[Collection entries]
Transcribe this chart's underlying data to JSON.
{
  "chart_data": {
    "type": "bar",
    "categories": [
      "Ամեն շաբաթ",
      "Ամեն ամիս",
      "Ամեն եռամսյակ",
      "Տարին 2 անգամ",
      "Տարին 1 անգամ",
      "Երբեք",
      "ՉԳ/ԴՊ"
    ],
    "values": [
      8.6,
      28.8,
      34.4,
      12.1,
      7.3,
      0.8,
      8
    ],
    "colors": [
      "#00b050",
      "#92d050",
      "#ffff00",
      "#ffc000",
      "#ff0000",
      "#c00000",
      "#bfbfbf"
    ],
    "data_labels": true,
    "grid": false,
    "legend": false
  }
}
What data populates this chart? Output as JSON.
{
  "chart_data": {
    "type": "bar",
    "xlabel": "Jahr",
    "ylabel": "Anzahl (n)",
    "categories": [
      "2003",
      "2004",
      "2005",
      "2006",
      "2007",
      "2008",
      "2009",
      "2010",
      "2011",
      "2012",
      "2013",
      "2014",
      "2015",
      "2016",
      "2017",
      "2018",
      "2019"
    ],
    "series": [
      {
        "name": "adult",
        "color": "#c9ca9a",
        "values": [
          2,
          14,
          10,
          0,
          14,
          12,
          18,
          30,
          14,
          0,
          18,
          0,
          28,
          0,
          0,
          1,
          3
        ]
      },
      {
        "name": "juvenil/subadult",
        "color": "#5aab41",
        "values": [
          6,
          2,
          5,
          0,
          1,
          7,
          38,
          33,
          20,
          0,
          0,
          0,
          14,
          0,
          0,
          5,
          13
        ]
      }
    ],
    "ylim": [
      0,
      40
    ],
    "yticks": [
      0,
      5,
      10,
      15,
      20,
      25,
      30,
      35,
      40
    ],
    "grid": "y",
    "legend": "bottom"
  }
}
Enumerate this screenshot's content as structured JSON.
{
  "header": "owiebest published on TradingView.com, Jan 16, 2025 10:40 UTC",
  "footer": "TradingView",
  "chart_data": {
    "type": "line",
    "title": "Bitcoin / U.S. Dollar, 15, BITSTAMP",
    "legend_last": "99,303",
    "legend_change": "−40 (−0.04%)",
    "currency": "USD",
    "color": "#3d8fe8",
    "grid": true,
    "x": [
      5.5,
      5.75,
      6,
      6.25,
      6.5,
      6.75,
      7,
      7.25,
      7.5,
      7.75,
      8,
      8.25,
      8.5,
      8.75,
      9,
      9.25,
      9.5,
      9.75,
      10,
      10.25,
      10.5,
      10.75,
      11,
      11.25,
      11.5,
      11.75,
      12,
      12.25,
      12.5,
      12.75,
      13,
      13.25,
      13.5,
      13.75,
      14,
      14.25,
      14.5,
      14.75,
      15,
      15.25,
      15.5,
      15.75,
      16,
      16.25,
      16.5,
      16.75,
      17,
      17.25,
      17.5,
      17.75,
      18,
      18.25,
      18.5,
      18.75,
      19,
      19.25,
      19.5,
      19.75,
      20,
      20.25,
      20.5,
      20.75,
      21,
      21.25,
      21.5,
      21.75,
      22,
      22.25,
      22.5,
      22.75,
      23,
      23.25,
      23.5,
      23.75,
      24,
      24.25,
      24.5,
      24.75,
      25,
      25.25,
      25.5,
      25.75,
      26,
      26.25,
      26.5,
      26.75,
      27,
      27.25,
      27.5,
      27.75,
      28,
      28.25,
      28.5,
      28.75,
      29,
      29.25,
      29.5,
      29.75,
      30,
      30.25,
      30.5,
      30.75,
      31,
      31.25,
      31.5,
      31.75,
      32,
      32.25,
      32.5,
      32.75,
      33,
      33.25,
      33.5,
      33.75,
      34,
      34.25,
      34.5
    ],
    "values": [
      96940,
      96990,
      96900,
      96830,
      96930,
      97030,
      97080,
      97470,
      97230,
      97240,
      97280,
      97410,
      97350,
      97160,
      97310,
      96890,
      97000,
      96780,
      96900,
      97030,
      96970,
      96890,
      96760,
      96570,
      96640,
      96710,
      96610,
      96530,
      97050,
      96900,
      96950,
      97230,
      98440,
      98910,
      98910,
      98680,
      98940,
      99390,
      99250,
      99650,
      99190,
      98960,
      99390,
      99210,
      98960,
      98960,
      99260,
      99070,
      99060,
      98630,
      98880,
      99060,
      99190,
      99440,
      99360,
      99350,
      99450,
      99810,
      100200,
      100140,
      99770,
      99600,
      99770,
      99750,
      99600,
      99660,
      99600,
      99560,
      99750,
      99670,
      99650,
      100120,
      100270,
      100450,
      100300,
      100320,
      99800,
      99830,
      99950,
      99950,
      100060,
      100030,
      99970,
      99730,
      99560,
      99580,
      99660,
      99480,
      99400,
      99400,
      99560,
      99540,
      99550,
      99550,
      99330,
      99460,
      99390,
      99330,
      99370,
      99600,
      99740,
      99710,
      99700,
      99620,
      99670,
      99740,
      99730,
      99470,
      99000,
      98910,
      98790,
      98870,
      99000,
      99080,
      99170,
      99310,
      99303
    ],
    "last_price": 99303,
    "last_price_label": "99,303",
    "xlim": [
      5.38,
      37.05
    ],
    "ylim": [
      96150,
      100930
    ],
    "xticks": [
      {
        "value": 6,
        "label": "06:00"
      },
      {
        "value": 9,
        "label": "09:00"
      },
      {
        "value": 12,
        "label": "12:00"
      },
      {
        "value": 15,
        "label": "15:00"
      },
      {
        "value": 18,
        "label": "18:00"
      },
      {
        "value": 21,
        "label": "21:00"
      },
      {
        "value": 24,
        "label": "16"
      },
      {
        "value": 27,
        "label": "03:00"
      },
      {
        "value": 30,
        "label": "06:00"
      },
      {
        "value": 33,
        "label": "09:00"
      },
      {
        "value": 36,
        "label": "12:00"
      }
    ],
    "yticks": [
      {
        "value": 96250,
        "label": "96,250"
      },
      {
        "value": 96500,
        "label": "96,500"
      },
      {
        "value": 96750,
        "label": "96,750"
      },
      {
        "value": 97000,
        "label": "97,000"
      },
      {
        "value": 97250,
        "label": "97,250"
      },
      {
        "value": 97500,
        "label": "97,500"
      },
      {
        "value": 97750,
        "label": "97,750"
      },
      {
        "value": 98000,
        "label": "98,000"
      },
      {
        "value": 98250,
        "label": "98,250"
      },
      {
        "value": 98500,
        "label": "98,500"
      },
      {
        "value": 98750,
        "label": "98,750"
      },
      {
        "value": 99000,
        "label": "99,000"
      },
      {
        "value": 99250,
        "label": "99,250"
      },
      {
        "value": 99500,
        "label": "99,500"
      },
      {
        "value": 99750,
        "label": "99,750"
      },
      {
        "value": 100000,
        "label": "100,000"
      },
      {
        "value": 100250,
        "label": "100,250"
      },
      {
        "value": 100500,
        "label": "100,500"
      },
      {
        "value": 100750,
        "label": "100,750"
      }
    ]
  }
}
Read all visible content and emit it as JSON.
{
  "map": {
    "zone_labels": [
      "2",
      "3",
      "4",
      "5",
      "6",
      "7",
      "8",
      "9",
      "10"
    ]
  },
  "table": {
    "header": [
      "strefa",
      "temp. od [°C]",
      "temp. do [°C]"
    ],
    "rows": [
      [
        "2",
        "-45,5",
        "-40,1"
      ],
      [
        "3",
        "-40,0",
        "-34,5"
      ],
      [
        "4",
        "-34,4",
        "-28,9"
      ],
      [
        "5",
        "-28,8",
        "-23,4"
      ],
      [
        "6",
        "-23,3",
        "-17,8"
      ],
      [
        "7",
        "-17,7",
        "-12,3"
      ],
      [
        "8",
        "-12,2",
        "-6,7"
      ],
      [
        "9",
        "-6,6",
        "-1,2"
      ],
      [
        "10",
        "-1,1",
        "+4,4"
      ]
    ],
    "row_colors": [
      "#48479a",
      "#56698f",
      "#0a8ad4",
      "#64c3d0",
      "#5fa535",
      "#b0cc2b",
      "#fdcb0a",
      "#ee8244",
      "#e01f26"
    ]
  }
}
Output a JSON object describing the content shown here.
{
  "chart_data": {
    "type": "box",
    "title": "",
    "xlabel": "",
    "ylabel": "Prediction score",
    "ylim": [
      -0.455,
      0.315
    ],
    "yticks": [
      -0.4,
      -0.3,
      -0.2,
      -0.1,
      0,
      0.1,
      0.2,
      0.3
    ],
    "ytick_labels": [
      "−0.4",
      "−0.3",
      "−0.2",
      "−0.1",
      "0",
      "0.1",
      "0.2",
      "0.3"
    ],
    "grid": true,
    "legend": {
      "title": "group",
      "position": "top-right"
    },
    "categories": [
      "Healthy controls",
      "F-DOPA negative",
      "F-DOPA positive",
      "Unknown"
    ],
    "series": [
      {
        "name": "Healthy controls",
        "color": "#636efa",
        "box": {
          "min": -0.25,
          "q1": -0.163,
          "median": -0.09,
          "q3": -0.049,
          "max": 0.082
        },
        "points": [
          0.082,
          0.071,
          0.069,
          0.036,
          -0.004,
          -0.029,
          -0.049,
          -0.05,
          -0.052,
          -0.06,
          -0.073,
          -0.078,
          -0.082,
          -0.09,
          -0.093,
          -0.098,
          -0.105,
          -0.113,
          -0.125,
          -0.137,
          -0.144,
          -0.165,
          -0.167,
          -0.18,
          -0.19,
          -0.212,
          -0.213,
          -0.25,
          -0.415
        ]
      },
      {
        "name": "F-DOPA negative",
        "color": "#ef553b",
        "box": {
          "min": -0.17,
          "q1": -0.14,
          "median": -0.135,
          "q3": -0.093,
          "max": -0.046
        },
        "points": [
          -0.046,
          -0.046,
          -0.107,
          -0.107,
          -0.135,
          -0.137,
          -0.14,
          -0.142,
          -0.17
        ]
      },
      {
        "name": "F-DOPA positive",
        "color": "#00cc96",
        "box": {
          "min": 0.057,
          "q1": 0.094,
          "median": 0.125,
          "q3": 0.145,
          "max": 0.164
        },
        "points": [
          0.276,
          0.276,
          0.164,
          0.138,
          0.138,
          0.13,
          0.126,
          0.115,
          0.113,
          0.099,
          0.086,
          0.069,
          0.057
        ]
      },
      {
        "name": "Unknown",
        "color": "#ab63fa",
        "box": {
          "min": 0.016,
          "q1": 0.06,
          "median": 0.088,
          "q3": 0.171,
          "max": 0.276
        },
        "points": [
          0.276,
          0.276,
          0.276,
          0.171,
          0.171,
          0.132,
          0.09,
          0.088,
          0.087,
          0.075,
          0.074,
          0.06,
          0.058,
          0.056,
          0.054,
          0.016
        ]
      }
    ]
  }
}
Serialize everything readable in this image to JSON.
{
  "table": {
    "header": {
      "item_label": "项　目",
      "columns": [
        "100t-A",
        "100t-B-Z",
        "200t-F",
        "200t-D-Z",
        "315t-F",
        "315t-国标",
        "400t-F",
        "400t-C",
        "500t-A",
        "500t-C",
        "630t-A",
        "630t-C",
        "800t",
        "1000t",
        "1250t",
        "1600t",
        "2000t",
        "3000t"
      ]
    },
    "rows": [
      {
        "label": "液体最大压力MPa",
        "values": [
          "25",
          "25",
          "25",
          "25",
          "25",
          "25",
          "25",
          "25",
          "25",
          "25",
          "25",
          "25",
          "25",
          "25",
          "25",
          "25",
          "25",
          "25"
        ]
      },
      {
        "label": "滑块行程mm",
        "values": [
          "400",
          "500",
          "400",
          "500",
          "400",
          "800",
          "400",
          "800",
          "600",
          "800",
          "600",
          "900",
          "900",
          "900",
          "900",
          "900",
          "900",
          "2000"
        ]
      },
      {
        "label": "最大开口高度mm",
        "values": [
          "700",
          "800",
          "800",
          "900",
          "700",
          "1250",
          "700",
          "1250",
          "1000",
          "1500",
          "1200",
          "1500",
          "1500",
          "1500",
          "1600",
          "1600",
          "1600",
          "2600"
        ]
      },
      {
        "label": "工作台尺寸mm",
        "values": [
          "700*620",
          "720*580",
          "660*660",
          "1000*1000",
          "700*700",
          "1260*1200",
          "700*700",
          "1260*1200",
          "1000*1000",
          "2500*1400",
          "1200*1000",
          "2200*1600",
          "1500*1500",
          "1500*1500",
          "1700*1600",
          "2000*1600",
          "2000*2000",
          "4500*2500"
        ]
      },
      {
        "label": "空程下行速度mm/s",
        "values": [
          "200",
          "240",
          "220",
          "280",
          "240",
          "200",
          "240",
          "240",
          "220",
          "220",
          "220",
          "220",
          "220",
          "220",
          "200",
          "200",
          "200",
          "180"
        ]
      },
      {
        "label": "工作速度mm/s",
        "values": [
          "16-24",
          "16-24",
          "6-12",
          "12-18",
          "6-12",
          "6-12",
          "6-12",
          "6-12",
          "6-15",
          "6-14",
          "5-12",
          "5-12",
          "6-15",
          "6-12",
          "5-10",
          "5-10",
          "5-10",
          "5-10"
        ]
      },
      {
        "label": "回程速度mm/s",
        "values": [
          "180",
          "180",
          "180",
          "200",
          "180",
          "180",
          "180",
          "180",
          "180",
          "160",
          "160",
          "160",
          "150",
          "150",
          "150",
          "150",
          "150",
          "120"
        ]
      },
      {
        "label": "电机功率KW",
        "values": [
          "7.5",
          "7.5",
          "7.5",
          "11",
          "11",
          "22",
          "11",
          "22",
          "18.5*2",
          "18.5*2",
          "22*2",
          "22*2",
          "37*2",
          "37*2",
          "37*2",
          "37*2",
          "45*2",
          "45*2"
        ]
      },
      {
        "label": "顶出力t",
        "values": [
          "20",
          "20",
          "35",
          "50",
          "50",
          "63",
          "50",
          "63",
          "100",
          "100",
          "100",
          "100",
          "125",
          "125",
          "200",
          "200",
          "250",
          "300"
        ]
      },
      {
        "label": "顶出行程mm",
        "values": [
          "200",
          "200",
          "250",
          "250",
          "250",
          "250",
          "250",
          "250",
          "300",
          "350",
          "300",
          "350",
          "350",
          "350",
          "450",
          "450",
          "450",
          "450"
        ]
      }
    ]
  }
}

◆ The task: How many of the lines above hold "JSON"? Answer with only the number.

◆ Result for this exercise: 6